■ Data supplied
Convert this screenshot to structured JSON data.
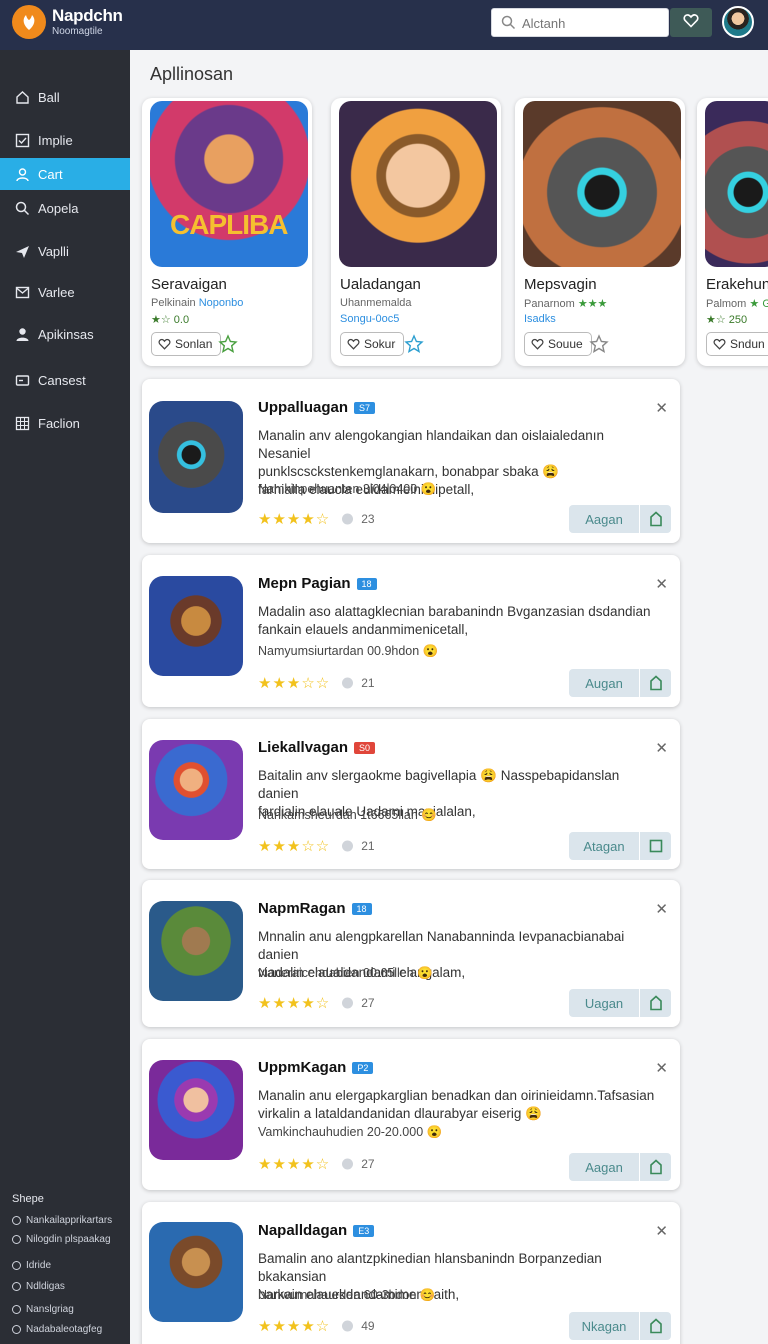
{
  "header": {
    "brand": "Napdchn",
    "subtitle": "Noomagtile",
    "search_placeholder": "Alctanh"
  },
  "sidebar": {
    "items": [
      {
        "label": "Ball",
        "icon": "home-icon"
      },
      {
        "label": "Implie",
        "icon": "checkbox-icon"
      },
      {
        "label": "Cart",
        "icon": "user-icon",
        "active": true
      },
      {
        "label": "Aopela",
        "icon": "search-icon"
      },
      {
        "label": "Vaplli",
        "icon": "send-icon"
      },
      {
        "label": "Varlee",
        "icon": "mail-icon"
      },
      {
        "label": "Apikinsas",
        "icon": "user-icon"
      },
      {
        "label": "Cansest",
        "icon": "window-icon"
      },
      {
        "label": "Faclion",
        "icon": "grid-icon"
      }
    ],
    "footer_heading": "Shepe",
    "footer_links": [
      "Nankailapprikartars",
      "Nilogdin plspaakag",
      "Idride",
      "Ndldigas",
      "Nanslgriag",
      "Nadabaleotagfeg"
    ]
  },
  "main": {
    "section_title": "Apllinosan",
    "featured": [
      {
        "name": "Seravaigan",
        "sub": "Pelkinain",
        "sub_accent": "Noponbo",
        "rating": "★☆ 0.0",
        "button": "Sonlan"
      },
      {
        "name": "Ualadangan",
        "sub": "Uhanmemalda",
        "sub_accent": "Songu-0oc5",
        "rating": "",
        "button": "Sokur"
      },
      {
        "name": "Mepsvagin",
        "sub": "Panarnom",
        "sub_accent": "★★★",
        "rating": "Isadks",
        "button": "Souue"
      },
      {
        "name": "Erakehunf",
        "sub": "Palmom",
        "sub_accent": "★ G",
        "rating": "★☆ 250",
        "button": "Sndun"
      }
    ],
    "list": [
      {
        "title": "Uppalluagan",
        "badge": "S7",
        "desc1": "Manalin anv alengokangian hlandaikan dan oislaialedanın Nesaniel",
        "desc2": "punklscsckstenkemglanakarn, bonabpar sbaka 😩",
        "desc3": "farhialla elaucla euidamleinimipetall,",
        "meta": "Namkinpehuanten 3l04l0400 😮",
        "stars": "★★★★☆",
        "count": "23",
        "action": "Aagan"
      },
      {
        "title": "Mepn Pagian",
        "badge": "18",
        "desc1": "Madalin aso alattagklecnian barabanindn Bvganzasian dsdandian",
        "desc2": "fankain elauels andanmimenicetall,",
        "desc3": "",
        "meta": "Namyumsiurtardan 00.9hdon 😮",
        "stars": "★★★☆☆",
        "count": "21",
        "action": "Augan"
      },
      {
        "title": "Liekallvagan",
        "badge": "S0",
        "desc1": "Baitalin anv slergaokme bagivellapia 😩 Nasspebapidanslan danien",
        "desc2": "fardialin elauale Uadami manialalan,",
        "desc3": "",
        "meta": "Nankamsheurdan 1t6665llan 😊",
        "stars": "★★★☆☆",
        "count": "21",
        "action": "Atagan"
      },
      {
        "title": "NapmRagan",
        "badge": "18",
        "desc1": "Mnnalin anu alengpkarellan Nanabanninda Ievpanacbianabai danien",
        "desc2": "viadalin elaualdandami elangalam,",
        "desc3": "",
        "meta": "Naneraicehdabien 00:65llen 😮",
        "stars": "★★★★☆",
        "count": "27",
        "action": "Uagan"
      },
      {
        "title": "UppmKagan",
        "badge": "P2",
        "desc1": "Manalin anu elergapkarglian benadkan dan oirinieidamn.Tafsasian",
        "desc2": "virkalin a lataldandanidan dlaurabyar eiserig 😩",
        "desc3": "",
        "meta": "Vamkinchauhudien 20-20.000 😮",
        "stars": "★★★★☆",
        "count": "27",
        "action": "Aagan"
      },
      {
        "title": "Napalldagan",
        "badge": "E3",
        "desc1": "Bamalin ano alantzpkinedian hlansbanindn Borpanzedian bkakansian",
        "desc2": "barkain elauekdandamimenicaith,",
        "desc3": "",
        "meta": "Nanwumahaurden 60-3bdon 😊",
        "stars": "★★★★☆",
        "count": "49",
        "action": "Nkagan"
      }
    ]
  },
  "colors": {
    "header_bg": "#27304b",
    "sidebar_bg": "#2b2e35",
    "accent": "#29aee6",
    "badge": "#2d8fe0",
    "star": "#f2c21d"
  }
}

■ Short problem
Return each line with "rating".

■ Exercise answer
        "rating": "★☆ 0.0",
        "rating": "",
        "rating": "Isadks",
        "rating": "★☆ 250",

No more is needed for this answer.